**Problem details**.
Extract each line holding the word "implantation" from the entries.

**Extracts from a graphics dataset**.
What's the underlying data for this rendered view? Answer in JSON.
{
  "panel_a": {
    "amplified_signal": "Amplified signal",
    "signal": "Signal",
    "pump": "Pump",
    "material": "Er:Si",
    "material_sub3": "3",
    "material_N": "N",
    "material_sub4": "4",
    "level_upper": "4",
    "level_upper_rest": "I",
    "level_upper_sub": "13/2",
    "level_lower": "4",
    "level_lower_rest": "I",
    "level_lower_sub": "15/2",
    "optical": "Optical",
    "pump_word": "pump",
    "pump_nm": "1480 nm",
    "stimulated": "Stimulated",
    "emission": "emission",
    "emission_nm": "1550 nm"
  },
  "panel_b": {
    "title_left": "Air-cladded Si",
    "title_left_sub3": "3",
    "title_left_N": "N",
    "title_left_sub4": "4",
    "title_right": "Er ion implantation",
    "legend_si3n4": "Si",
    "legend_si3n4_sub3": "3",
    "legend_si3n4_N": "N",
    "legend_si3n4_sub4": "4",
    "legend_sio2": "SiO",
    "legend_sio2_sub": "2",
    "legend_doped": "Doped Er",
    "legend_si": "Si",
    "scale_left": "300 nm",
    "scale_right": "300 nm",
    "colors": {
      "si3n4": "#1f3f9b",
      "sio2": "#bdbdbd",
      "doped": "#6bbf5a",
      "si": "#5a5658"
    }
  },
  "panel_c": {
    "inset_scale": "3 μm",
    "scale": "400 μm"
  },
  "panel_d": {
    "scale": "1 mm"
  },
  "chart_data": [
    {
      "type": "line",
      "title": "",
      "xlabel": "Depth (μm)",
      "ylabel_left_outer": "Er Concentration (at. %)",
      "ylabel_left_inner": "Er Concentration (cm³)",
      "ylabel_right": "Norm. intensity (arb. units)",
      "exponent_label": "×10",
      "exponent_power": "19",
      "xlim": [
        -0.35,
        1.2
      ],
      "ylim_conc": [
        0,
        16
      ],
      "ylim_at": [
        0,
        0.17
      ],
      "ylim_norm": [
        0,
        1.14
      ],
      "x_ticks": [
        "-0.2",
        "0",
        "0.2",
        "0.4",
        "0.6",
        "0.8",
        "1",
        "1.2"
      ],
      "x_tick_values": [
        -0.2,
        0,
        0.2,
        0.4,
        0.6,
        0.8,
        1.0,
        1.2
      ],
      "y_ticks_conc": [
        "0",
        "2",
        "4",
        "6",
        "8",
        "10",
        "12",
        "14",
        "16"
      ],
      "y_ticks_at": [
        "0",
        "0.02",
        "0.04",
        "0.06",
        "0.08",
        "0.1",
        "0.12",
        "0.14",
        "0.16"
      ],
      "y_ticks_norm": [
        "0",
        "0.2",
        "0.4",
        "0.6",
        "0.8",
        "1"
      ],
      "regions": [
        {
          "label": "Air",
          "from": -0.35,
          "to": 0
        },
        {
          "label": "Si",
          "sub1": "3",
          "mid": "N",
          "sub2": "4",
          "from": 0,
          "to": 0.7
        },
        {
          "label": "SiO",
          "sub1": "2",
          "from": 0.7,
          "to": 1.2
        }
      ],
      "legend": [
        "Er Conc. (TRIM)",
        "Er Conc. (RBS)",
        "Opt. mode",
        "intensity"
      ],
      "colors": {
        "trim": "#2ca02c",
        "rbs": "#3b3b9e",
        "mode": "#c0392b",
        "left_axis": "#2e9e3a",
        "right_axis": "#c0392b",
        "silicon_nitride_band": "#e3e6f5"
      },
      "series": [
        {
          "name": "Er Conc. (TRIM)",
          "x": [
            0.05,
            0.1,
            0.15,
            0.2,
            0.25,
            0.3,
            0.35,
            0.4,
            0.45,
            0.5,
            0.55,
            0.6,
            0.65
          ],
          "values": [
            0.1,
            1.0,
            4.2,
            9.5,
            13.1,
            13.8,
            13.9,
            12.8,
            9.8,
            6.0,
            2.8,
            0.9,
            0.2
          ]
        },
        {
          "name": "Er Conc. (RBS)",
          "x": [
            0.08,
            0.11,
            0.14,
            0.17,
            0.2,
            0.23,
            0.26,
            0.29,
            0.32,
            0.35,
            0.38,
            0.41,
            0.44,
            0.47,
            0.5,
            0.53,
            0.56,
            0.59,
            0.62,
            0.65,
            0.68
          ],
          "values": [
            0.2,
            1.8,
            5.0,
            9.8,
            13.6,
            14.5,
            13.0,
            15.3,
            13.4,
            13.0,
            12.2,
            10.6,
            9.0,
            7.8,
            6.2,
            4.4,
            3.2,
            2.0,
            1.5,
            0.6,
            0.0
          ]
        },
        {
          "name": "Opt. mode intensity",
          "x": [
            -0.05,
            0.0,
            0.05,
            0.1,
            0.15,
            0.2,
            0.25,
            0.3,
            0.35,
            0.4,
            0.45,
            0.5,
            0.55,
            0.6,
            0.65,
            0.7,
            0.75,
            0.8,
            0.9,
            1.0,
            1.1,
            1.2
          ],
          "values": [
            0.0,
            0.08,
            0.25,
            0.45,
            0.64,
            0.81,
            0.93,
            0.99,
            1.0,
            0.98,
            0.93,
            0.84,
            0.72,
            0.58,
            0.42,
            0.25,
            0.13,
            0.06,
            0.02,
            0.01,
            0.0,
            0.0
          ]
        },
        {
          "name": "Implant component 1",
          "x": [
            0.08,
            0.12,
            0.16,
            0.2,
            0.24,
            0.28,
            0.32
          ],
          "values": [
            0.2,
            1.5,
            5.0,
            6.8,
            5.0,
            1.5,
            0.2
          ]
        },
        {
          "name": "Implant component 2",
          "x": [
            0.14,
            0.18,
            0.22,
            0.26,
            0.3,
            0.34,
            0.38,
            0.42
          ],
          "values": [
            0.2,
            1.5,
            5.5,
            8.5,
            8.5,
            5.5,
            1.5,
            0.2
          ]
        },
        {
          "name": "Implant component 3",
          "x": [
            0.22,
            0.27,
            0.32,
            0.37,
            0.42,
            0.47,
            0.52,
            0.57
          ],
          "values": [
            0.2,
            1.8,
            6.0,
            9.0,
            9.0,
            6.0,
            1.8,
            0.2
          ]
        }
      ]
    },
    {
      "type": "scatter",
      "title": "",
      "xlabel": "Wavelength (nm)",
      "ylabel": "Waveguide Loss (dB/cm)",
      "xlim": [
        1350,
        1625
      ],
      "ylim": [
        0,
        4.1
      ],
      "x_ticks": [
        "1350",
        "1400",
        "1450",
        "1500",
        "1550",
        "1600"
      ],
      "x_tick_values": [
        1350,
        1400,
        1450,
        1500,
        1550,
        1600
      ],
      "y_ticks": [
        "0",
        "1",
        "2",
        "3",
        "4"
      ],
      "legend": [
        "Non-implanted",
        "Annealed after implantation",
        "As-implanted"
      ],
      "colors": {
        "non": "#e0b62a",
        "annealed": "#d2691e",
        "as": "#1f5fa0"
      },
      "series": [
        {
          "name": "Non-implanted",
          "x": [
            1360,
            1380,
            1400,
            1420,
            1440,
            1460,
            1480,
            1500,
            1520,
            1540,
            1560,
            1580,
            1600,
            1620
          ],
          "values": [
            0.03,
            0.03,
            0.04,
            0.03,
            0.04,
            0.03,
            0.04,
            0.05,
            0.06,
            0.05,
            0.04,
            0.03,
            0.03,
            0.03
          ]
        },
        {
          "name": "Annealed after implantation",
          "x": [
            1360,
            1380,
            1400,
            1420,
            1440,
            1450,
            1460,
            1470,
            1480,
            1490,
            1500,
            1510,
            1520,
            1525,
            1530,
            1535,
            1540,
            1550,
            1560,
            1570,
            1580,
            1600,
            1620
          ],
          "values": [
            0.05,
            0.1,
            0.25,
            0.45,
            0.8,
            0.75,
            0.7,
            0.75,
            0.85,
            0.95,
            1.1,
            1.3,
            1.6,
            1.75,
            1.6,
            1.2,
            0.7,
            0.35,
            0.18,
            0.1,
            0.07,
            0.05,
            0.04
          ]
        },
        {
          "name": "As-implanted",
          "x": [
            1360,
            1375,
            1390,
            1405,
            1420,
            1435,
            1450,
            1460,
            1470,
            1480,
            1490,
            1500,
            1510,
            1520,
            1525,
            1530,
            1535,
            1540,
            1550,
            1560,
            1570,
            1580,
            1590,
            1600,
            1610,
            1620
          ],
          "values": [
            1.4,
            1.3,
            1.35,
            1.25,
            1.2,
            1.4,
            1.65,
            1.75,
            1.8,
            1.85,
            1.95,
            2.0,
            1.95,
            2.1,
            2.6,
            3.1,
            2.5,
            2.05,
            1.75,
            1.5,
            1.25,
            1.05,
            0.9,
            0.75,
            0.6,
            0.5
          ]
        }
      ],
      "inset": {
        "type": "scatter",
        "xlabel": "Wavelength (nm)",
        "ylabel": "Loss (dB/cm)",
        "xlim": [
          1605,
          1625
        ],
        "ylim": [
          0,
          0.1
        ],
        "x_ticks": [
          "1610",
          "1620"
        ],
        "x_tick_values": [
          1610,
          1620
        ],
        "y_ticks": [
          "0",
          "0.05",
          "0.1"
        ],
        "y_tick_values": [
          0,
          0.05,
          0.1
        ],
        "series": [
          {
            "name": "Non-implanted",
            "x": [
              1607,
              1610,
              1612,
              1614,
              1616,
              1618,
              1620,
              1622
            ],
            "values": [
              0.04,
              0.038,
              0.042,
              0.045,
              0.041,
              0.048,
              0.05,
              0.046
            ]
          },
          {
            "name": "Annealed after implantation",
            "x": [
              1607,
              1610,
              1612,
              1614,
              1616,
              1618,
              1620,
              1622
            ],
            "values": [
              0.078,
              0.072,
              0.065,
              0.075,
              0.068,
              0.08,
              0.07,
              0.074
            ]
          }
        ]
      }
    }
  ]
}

**Finished task**.
    "title_right": "Er ion implantation",
        "Annealed after implantation",
          "name": "Annealed after implantation",
            "name": "Annealed after implantation",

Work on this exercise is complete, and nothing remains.